● Exercise task: Make a verbatim copy of the entries below; pictures stay out.
[Dataset extract start]
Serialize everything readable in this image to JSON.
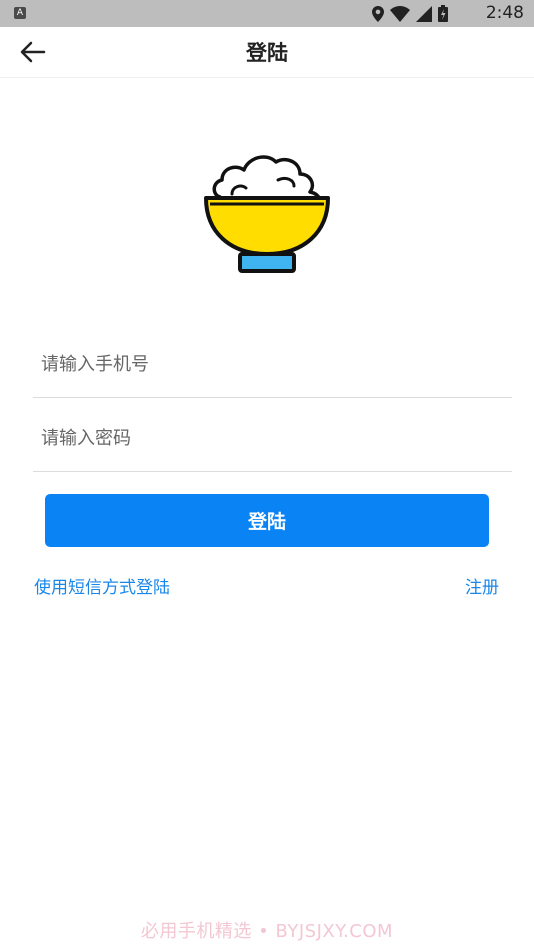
{
  "status_bar": {
    "app_indicator": "A",
    "time": "2:48",
    "icons": [
      "location-icon",
      "wifi-icon",
      "signal-icon",
      "battery-icon"
    ]
  },
  "toolbar": {
    "title": "登陆",
    "back_icon": "back-arrow-icon"
  },
  "logo": {
    "icon": "rice-bowl-icon",
    "colors": {
      "rice": "#ffffff",
      "bowl": "#ffdd00",
      "base": "#3fb4f0",
      "outline": "#111111"
    }
  },
  "form": {
    "phone": {
      "placeholder": "请输入手机号",
      "value": ""
    },
    "password": {
      "placeholder": "请输入密码",
      "value": ""
    },
    "login_label": "登陆"
  },
  "links": {
    "sms_login": "使用短信方式登陆",
    "register": "注册"
  },
  "watermark": "必用手机精选 • BYJSJXY.COM",
  "colors": {
    "accent": "#0a84f5",
    "link": "#1a87e8",
    "status_bar": "#bdbdbd"
  }
}
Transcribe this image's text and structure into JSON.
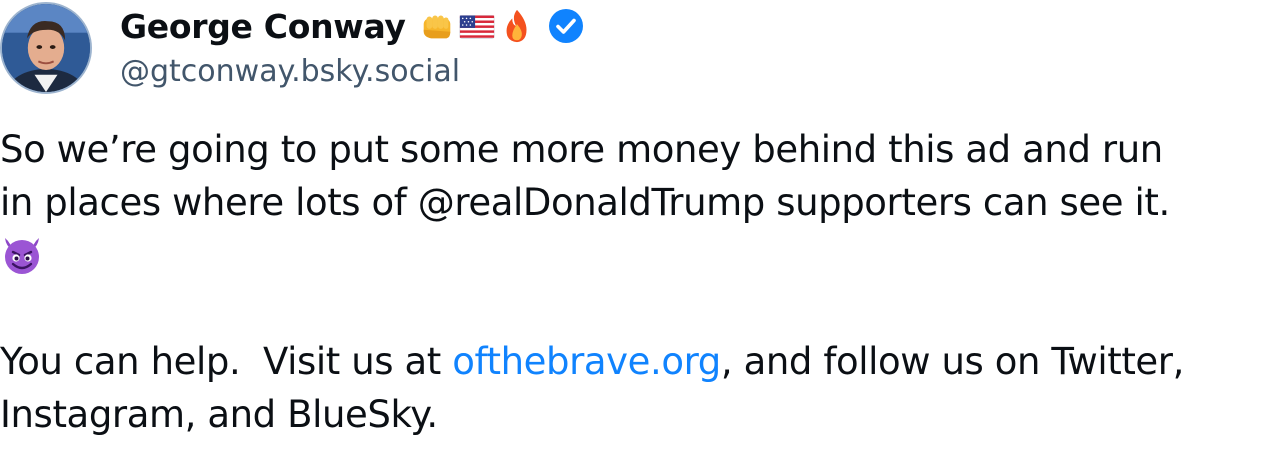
[Dataset extract end]
● Exercise answer:
Serialize everything readable in this image to JSON.
{
  "status_bar": {
    "app_indicator": "A",
    "time": "2:48",
    "icons": [
      "location-icon",
      "wifi-icon",
      "signal-icon",
      "battery-icon"
    ]
  },
  "toolbar": {
    "title": "登陆",
    "back_icon": "back-arrow-icon"
  },
  "logo": {
    "icon": "rice-bowl-icon",
    "colors": {
      "rice": "#ffffff",
      "bowl": "#ffdd00",
      "base": "#3fb4f0",
      "outline": "#111111"
    }
  },
  "form": {
    "phone": {
      "placeholder": "请输入手机号",
      "value": ""
    },
    "password": {
      "placeholder": "请输入密码",
      "value": ""
    },
    "login_label": "登陆"
  },
  "links": {
    "sms_login": "使用短信方式登陆",
    "register": "注册"
  },
  "watermark": "必用手机精选 • BYJSJXY.COM",
  "colors": {
    "accent": "#0a84f5",
    "link": "#1a87e8",
    "status_bar": "#bdbdbd"
  }
}
Transcribe this image's text and structure into JSON.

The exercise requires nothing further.